## Aim
Lift every line from the entries that includes the word "velocity".

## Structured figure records

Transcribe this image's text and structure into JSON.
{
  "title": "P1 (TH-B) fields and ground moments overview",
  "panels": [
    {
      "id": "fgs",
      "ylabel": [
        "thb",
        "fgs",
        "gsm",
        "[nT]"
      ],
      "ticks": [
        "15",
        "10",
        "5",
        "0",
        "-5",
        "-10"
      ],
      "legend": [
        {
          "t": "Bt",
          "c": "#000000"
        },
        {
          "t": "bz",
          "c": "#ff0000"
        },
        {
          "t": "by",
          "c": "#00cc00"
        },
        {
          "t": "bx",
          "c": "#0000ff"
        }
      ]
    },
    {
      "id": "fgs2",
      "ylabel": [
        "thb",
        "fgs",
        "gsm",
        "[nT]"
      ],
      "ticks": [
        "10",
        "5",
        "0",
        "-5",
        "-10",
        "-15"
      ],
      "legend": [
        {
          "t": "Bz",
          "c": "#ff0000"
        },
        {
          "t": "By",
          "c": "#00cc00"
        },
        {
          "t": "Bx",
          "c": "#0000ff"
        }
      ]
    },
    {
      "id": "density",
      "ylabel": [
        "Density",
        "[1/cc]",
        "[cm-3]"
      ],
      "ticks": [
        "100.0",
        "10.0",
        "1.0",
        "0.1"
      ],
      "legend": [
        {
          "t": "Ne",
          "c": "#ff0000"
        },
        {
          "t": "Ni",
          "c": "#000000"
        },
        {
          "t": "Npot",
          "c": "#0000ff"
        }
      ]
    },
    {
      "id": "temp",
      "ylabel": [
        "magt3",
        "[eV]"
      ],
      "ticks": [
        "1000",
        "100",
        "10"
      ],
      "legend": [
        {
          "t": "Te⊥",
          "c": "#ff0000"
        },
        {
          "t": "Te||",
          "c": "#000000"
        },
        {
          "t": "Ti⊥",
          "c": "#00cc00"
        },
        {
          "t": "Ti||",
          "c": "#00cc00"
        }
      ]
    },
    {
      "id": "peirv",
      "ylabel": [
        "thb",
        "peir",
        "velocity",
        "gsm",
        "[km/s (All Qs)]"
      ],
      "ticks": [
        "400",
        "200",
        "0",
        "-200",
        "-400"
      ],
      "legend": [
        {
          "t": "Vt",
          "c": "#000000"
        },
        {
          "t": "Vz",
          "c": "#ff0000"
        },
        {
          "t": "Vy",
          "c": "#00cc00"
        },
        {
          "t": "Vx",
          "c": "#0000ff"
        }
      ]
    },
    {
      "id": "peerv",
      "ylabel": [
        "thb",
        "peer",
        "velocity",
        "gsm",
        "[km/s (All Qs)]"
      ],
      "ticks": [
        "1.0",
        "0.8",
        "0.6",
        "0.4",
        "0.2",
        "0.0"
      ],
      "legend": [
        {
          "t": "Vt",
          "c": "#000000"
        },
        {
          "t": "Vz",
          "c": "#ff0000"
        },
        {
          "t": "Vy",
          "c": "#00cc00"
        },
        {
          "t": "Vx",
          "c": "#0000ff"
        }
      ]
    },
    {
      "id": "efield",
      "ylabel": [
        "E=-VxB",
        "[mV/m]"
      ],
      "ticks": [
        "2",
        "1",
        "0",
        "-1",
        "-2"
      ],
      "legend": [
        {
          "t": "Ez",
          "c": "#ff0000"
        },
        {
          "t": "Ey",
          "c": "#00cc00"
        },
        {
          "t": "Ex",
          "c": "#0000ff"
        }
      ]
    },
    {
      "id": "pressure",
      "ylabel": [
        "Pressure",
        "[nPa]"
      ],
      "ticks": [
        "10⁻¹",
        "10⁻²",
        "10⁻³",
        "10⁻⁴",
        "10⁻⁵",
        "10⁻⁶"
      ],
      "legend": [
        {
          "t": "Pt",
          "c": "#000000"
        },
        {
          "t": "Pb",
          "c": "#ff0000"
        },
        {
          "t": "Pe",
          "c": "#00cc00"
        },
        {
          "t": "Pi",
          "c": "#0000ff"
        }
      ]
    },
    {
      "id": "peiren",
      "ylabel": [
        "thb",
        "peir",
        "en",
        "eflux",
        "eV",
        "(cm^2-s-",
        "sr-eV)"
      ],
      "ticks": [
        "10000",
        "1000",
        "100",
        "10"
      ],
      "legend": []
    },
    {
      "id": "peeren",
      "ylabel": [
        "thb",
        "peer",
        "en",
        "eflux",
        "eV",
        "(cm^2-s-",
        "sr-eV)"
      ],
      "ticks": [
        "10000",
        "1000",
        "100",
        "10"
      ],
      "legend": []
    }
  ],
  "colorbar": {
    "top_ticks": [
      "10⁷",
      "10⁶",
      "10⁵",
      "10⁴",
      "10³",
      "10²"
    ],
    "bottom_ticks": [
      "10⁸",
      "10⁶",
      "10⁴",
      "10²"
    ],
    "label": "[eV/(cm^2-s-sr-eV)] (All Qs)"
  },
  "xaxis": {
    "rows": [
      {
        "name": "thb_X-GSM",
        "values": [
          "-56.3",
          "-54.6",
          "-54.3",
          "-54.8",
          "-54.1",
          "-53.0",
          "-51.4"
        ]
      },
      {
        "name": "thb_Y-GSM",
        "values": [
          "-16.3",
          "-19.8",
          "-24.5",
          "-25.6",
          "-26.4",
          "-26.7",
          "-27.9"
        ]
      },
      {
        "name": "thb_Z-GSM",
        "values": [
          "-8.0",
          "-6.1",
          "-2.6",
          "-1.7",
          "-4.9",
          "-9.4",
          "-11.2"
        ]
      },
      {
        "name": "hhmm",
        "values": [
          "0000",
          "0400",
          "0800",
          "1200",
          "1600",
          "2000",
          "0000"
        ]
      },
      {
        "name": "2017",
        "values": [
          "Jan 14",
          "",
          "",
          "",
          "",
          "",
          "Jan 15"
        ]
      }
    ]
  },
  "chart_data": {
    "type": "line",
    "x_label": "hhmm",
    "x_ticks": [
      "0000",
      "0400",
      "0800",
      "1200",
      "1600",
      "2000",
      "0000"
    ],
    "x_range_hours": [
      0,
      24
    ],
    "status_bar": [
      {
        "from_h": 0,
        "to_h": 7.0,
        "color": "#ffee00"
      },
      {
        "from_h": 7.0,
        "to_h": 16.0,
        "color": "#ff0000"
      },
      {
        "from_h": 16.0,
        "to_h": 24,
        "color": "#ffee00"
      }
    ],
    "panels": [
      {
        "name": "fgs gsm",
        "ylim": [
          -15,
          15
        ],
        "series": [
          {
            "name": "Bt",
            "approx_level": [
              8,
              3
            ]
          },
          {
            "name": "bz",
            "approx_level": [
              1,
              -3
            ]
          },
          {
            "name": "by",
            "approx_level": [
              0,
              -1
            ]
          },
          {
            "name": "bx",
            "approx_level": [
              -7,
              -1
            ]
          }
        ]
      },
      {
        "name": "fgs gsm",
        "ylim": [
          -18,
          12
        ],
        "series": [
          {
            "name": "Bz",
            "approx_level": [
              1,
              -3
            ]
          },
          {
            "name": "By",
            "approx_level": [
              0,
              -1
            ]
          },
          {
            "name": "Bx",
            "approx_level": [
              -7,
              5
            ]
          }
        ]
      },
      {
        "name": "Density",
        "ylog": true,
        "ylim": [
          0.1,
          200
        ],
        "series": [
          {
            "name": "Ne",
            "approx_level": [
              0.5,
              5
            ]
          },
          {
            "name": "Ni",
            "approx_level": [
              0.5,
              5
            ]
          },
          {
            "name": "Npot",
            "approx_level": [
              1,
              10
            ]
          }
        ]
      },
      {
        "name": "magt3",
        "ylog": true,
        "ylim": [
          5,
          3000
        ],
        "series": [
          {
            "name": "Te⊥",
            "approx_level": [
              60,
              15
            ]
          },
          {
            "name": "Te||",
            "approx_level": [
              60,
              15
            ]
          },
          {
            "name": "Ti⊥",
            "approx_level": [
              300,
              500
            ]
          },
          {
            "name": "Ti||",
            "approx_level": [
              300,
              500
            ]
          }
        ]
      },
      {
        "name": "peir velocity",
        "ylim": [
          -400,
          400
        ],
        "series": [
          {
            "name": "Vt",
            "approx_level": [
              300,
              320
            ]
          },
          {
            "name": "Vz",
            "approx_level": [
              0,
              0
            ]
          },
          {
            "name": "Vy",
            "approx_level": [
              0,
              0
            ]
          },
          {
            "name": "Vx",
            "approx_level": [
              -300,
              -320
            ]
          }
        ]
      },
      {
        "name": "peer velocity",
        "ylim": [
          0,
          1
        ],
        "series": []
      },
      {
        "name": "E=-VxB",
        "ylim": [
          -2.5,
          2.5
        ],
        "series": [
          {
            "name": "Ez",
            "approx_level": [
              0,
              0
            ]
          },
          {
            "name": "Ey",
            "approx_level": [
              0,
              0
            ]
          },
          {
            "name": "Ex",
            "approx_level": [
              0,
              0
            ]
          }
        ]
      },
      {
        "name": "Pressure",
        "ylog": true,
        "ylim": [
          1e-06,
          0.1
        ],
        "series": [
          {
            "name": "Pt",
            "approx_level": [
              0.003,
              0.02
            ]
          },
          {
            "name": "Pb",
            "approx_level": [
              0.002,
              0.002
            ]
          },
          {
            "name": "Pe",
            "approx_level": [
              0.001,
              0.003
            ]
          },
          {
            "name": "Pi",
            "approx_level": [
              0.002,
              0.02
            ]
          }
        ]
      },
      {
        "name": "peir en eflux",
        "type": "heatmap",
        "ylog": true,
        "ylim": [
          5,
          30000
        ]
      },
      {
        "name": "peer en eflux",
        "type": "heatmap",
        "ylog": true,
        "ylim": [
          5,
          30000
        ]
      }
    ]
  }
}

## Task answer
        "velocity",
        "velocity",
        "name": "peir velocity",
        "name": "peer velocity",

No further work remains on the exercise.